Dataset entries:
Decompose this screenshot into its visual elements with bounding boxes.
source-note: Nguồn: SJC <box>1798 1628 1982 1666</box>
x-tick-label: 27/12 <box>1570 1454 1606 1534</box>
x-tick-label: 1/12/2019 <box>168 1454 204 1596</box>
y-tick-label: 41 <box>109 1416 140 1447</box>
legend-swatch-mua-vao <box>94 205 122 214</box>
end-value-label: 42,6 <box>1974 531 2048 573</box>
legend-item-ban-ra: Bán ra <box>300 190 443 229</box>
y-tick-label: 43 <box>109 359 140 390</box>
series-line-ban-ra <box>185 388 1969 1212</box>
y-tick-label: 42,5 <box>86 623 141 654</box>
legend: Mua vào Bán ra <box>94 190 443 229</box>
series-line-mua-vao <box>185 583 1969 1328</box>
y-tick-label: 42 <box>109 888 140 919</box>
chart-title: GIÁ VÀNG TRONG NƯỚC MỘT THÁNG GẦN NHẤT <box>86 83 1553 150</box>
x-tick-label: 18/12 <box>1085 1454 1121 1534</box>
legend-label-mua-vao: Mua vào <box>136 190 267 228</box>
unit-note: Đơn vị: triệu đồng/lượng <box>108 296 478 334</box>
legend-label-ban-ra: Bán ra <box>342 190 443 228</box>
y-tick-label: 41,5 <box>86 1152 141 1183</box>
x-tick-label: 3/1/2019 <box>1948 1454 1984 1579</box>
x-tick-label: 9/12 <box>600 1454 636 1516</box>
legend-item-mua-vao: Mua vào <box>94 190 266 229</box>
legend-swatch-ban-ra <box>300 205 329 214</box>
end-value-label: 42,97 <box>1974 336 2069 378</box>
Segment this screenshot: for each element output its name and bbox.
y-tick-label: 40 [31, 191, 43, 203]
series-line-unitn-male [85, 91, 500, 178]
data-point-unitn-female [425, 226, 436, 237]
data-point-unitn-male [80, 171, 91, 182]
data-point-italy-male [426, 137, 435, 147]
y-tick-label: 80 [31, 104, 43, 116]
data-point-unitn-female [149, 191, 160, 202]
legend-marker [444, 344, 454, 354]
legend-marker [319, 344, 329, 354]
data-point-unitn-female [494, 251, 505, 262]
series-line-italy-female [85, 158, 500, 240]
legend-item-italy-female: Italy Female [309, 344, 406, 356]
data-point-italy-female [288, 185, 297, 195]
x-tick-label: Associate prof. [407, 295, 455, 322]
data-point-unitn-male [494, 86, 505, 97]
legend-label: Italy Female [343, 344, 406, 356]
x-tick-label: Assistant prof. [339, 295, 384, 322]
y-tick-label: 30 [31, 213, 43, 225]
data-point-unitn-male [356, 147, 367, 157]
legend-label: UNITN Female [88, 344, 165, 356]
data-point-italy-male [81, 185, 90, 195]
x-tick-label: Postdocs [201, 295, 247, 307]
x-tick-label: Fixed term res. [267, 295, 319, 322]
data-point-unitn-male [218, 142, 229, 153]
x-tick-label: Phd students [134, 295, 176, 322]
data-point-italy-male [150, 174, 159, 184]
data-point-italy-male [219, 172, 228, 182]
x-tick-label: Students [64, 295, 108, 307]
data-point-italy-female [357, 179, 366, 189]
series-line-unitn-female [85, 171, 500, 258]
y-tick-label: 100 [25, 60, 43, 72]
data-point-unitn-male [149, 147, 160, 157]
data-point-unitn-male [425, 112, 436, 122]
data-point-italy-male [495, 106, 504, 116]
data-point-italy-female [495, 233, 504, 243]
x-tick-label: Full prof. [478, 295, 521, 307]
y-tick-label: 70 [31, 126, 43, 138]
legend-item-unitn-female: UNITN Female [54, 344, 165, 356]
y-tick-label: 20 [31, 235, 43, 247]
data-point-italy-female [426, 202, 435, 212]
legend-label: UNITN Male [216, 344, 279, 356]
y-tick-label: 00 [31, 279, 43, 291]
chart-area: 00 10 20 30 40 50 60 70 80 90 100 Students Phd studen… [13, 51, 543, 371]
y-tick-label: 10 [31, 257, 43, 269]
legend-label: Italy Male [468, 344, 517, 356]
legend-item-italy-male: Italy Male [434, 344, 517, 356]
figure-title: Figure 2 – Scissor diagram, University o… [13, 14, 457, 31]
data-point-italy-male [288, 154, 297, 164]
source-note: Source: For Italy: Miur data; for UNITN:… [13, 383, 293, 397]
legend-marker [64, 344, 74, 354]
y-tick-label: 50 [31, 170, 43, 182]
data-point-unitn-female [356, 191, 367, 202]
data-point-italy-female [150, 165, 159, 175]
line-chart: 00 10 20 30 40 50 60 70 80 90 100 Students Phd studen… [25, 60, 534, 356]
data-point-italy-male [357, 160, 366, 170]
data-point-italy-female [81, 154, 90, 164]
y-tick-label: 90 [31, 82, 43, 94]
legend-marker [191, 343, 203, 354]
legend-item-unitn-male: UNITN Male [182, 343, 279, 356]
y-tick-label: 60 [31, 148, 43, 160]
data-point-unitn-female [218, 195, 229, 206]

» Direction: Copy out every one of the rows above again, word for word and in the same order, with no changes.

» Answer to this problem:
Decompose this screenshot into its visual elements with bounding boxes.
source-note: Nguồn: SJC <box>1798 1628 1982 1666</box>
x-tick-label: 27/12 <box>1570 1454 1606 1534</box>
x-tick-label: 1/12/2019 <box>168 1454 204 1596</box>
y-tick-label: 41 <box>109 1416 140 1447</box>
legend-swatch-mua-vao <box>94 205 122 214</box>
end-value-label: 42,6 <box>1974 531 2048 573</box>
legend-item-ban-ra: Bán ra <box>300 190 443 229</box>
y-tick-label: 43 <box>109 359 140 390</box>
series-line-ban-ra <box>185 388 1969 1212</box>
y-tick-label: 42,5 <box>86 623 141 654</box>
legend: Mua vào Bán ra <box>94 190 443 229</box>
series-line-mua-vao <box>185 583 1969 1328</box>
y-tick-label: 42 <box>109 888 140 919</box>
chart-title: GIÁ VÀNG TRONG NƯỚC MỘT THÁNG GẦN NHẤT <box>86 83 1553 150</box>
x-tick-label: 18/12 <box>1085 1454 1121 1534</box>
legend-label-mua-vao: Mua vào <box>136 190 267 228</box>
unit-note: Đơn vị: triệu đồng/lượng <box>108 296 478 334</box>
legend-label-ban-ra: Bán ra <box>342 190 443 228</box>
y-tick-label: 41,5 <box>86 1152 141 1183</box>
x-tick-label: 3/1/2019 <box>1948 1454 1984 1579</box>
x-tick-label: 9/12 <box>600 1454 636 1516</box>
legend-item-mua-vao: Mua vào <box>94 190 266 229</box>
legend-swatch-ban-ra <box>300 205 329 214</box>
end-value-label: 42,97 <box>1974 336 2069 378</box>
Segment this screenshot: for each element output its name and bbox.
y-tick-label: 40 [31, 191, 43, 203]
series-line-unitn-male [85, 91, 500, 178]
data-point-unitn-female [425, 226, 436, 237]
data-point-unitn-male [80, 171, 91, 182]
data-point-italy-male [426, 137, 435, 147]
y-tick-label: 80 [31, 104, 43, 116]
data-point-unitn-female [149, 191, 160, 202]
legend-marker [444, 344, 454, 354]
legend-marker [319, 344, 329, 354]
data-point-unitn-female [494, 251, 505, 262]
series-line-italy-female [85, 158, 500, 240]
legend-item-italy-female: Italy Female [309, 344, 406, 356]
data-point-italy-female [288, 185, 297, 195]
x-tick-label: Associate prof. [407, 295, 455, 322]
data-point-unitn-male [494, 86, 505, 97]
legend-label: Italy Female [343, 344, 406, 356]
x-tick-label: Assistant prof. [339, 295, 384, 322]
y-tick-label: 30 [31, 213, 43, 225]
data-point-unitn-male [356, 147, 367, 157]
legend-label: UNITN Female [88, 344, 165, 356]
data-point-italy-male [81, 185, 90, 195]
x-tick-label: Postdocs [201, 295, 247, 307]
x-tick-label: Fixed term res. [267, 295, 319, 322]
data-point-unitn-male [218, 142, 229, 153]
x-tick-label: Phd students [134, 295, 176, 322]
data-point-italy-male [150, 174, 159, 184]
data-point-italy-male [219, 172, 228, 182]
x-tick-label: Students [64, 295, 108, 307]
data-point-italy-female [357, 179, 366, 189]
series-line-unitn-female [85, 171, 500, 258]
y-tick-label: 100 [25, 60, 43, 72]
data-point-unitn-male [149, 147, 160, 157]
data-point-unitn-male [425, 112, 436, 122]
data-point-italy-male [495, 106, 504, 116]
data-point-italy-female [495, 233, 504, 243]
x-tick-label: Full prof. [478, 295, 521, 307]
y-tick-label: 70 [31, 126, 43, 138]
legend-item-unitn-female: UNITN Female [54, 344, 165, 356]
y-tick-label: 20 [31, 235, 43, 247]
data-point-italy-female [426, 202, 435, 212]
legend-label: UNITN Male [216, 344, 279, 356]
y-tick-label: 00 [31, 279, 43, 291]
chart-area: 00 10 20 30 40 50 60 70 80 90 100 Students Phd studen… [13, 51, 543, 371]
y-tick-label: 10 [31, 257, 43, 269]
legend-label: Italy Male [468, 344, 517, 356]
legend-item-italy-male: Italy Male [434, 344, 517, 356]
figure-title: Figure 2 – Scissor diagram, University o… [13, 14, 457, 31]
data-point-italy-male [288, 154, 297, 164]
source-note: Source: For Italy: Miur data; for UNITN:… [13, 383, 293, 397]
legend-marker [64, 344, 74, 354]
y-tick-label: 50 [31, 170, 43, 182]
data-point-unitn-female [356, 191, 367, 202]
data-point-italy-female [150, 165, 159, 175]
line-chart: 00 10 20 30 40 50 60 70 80 90 100 Students Phd studen… [25, 60, 534, 356]
data-point-italy-male [357, 160, 366, 170]
data-point-italy-female [81, 154, 90, 164]
y-tick-label: 90 [31, 82, 43, 94]
legend-marker [191, 343, 203, 354]
legend-item-unitn-male: UNITN Male [182, 343, 279, 356]
y-tick-label: 60 [31, 148, 43, 160]
data-point-unitn-female [218, 195, 229, 206]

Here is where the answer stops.